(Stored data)
>>

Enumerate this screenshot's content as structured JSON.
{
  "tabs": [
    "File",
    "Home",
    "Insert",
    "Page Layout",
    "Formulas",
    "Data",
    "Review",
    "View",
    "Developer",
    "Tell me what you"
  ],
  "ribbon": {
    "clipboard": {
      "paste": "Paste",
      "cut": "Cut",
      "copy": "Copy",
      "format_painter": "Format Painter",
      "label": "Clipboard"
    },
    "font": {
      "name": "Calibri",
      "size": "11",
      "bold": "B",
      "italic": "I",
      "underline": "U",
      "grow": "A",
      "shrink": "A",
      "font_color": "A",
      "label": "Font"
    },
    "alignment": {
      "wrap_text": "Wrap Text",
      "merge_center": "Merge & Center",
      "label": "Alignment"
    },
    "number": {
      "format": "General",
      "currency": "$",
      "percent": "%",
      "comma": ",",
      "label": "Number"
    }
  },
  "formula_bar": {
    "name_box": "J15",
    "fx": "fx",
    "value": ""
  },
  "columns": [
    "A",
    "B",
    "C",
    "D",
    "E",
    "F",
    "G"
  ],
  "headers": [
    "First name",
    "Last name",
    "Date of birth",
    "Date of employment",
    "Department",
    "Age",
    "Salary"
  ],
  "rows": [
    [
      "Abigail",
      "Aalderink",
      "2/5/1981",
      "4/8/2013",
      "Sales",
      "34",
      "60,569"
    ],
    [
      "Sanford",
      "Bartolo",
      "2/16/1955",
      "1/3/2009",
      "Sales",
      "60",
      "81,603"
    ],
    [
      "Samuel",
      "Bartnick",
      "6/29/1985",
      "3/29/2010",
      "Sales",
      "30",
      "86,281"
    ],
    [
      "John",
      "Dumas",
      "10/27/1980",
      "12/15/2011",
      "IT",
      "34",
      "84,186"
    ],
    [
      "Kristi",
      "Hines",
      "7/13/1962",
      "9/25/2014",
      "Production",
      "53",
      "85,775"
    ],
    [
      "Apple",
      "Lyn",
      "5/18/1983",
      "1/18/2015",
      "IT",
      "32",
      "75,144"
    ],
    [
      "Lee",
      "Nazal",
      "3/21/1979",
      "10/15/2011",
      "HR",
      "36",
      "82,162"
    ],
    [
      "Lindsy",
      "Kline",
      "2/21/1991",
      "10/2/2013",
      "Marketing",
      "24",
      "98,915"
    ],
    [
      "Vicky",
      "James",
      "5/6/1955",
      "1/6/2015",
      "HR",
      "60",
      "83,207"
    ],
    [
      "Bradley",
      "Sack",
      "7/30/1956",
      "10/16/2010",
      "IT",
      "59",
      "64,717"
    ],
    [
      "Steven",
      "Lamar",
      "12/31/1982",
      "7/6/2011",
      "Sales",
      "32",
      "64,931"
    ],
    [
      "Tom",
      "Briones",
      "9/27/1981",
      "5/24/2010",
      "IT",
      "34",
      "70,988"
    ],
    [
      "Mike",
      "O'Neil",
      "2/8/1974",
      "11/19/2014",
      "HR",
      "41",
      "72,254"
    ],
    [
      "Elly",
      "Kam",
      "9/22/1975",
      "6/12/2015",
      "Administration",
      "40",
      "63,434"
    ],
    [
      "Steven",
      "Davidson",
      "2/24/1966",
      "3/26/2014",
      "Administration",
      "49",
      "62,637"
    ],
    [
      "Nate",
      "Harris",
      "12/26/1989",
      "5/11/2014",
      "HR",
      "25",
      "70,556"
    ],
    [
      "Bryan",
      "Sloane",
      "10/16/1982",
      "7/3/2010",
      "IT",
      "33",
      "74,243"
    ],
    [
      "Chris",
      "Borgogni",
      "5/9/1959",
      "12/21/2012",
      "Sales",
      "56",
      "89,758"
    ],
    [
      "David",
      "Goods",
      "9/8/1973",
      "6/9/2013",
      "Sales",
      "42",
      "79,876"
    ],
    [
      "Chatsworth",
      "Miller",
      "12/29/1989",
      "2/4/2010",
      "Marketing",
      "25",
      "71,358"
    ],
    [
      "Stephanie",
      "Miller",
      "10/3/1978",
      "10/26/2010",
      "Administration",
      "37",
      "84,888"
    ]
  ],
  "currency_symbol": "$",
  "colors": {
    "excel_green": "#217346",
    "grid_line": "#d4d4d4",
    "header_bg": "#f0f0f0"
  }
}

<<
>>

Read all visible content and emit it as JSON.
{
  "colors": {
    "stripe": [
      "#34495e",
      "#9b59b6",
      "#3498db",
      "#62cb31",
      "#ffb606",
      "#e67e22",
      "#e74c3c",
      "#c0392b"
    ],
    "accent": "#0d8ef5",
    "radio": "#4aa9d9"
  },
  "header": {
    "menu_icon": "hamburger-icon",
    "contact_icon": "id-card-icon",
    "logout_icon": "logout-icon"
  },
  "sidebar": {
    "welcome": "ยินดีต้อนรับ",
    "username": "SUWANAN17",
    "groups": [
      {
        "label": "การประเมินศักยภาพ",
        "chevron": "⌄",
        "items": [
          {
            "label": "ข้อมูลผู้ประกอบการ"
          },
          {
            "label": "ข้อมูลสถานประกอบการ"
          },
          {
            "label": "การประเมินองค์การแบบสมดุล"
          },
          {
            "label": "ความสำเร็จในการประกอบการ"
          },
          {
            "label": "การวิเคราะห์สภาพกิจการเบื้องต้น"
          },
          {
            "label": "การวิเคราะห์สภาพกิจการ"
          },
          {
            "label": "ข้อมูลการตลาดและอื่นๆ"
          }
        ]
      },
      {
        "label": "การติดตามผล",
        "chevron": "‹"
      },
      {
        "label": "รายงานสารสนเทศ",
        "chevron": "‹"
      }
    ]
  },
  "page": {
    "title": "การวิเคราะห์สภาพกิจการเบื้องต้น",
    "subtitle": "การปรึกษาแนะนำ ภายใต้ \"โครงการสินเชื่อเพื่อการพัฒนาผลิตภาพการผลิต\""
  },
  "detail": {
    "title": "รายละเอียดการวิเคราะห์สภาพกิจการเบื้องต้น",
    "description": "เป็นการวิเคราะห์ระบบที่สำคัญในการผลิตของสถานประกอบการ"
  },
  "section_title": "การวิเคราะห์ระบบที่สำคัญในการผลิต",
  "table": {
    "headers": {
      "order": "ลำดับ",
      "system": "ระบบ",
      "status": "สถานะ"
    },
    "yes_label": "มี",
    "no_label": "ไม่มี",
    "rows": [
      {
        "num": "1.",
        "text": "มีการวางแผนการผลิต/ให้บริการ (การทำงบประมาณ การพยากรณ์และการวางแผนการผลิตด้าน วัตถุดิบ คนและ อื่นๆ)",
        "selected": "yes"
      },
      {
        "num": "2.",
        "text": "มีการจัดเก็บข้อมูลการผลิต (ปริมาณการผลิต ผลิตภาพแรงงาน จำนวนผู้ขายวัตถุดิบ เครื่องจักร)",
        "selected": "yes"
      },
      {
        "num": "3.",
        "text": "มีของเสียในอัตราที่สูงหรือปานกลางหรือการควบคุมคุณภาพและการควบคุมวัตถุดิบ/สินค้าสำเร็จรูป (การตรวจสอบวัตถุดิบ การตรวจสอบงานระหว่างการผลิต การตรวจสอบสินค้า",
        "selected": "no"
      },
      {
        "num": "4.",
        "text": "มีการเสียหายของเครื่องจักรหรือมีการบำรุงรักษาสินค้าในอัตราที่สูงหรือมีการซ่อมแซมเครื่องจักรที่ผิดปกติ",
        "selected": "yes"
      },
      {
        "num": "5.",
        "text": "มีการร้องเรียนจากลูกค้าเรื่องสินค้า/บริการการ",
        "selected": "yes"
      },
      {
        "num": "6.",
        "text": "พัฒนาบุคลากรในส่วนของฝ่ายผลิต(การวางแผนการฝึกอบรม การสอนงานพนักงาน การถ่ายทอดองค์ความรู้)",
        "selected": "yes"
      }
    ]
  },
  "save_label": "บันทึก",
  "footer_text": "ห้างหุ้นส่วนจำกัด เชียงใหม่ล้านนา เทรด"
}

<<

WHAT IS ASKED => Output a single number: how many lines contain the word "เคราะห".

ANSWER FOR THE TASK => 6